Begin

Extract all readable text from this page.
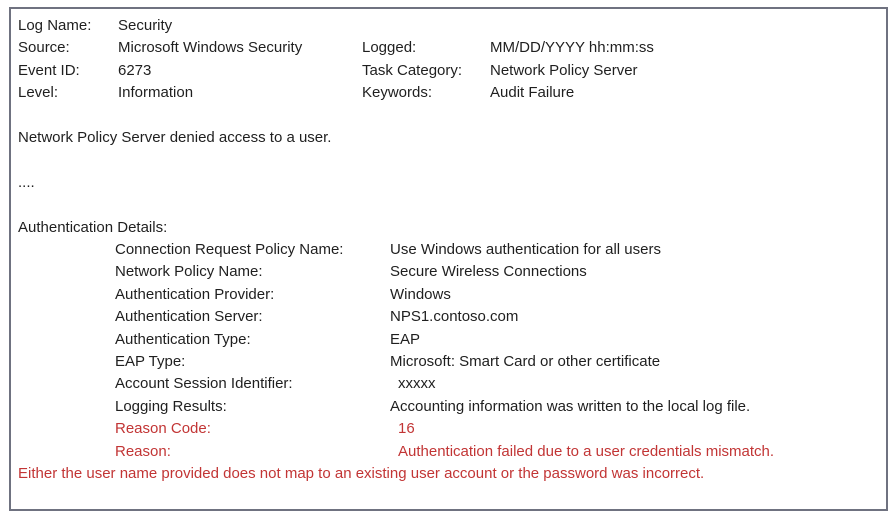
Log Name: Security
Source:	Microsoft Windows Security	Logged:	MM/DD/YYYY hh:mm:ss
Event ID:	6273	Task Category: Network Policy Server
Level:	Information	Keywords:	Audit Failure
Network Policy Server denied access to a user.
....
Authentication Details:
Connection Request Policy Name:	Use Windows authentication for all users
Network Policy Name:	Secure Wireless Connections
Authentication Provider:	Windows
Authentication Server:	NPS1.contoso.com
Authentication Type:	EAP
EAP Type:	Microsoft: Smart Card or other certificate
Account Session Identifier:	xxxxx
Logging Results:	Accounting information was written to the local log file.
Reason Code:	16
Reason:	Authentication failed due to a user credentials mismatch.
Either the user name provided does not map to an existing user account or the password was incorrect.
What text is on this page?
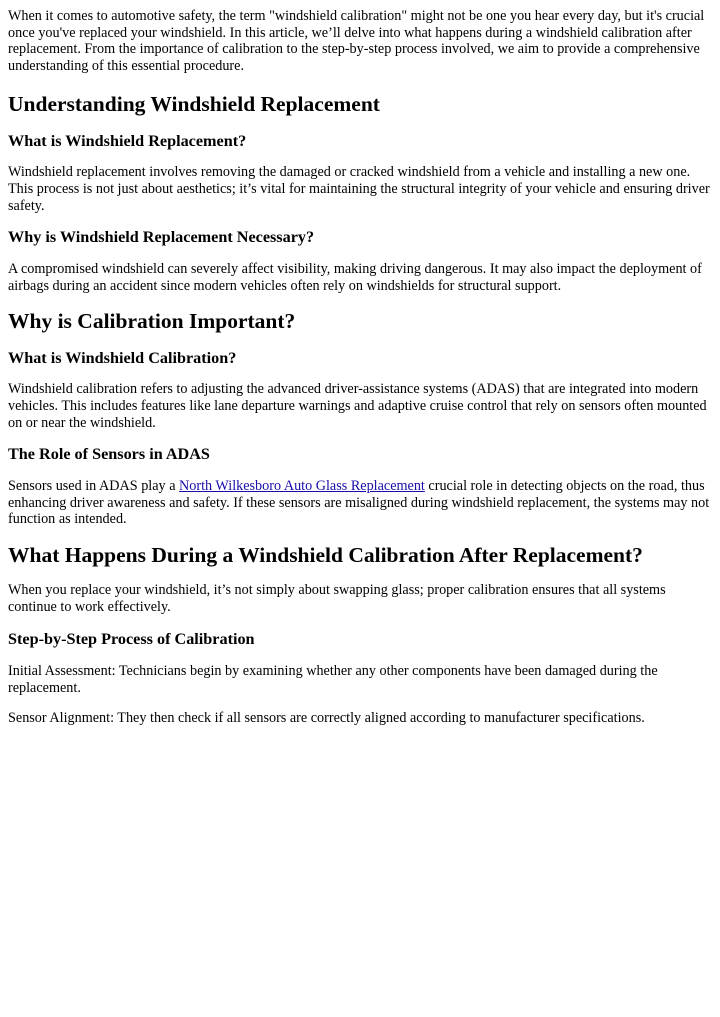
When it comes to automotive safety, the term "windshield calibration" might not be one you hear every day, but it's crucial once you've replaced your windshield. In this article, we’ll delve into what happens during a windshield calibration after replacement. From the importance of calibration to the step-by-step process involved, we aim to provide a comprehensive understanding of this essential procedure.

Understanding Windshield Replacement
What is Windshield Replacement?

Windshield replacement involves removing the damaged or cracked windshield from a vehicle and installing a new one. This process is not just about aesthetics; it’s vital for maintaining the structural integrity of your vehicle and ensuring driver safety.

Why is Windshield Replacement Necessary?

A compromised windshield can severely affect visibility, making driving dangerous. It may also impact the deployment of airbags during an accident since modern vehicles often rely on windshields for structural support.

Why is Calibration Important?
What is Windshield Calibration?

Windshield calibration refers to adjusting the advanced driver-assistance systems (ADAS) that are integrated into modern vehicles. This includes features like lane departure warnings and adaptive cruise control that rely on sensors often mounted on or near the windshield.

The Role of Sensors in ADAS

Sensors used in ADAS play a North Wilkesboro Auto Glass Replacement crucial role in detecting objects on the road, thus enhancing driver awareness and safety. If these sensors are misaligned during windshield replacement, the systems may not function as intended.

What Happens During a Windshield Calibration After Replacement?

When you replace your windshield, it’s not simply about swapping glass; proper calibration ensures that all systems continue to work effectively.

Step-by-Step Process of Calibration

Initial Assessment: Technicians begin by examining whether any other components have been damaged during the replacement.

Sensor Alignment: They then check if all sensors are correctly aligned according to manufacturer specifications.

End

▸ EXERCISE BRIEF
Which lines above contain "Reason"? Show each of them.

▸ RESULT OF THE TASK
Reason Code:	16
Reason:	Authentication failed due to a user credentials mismatch.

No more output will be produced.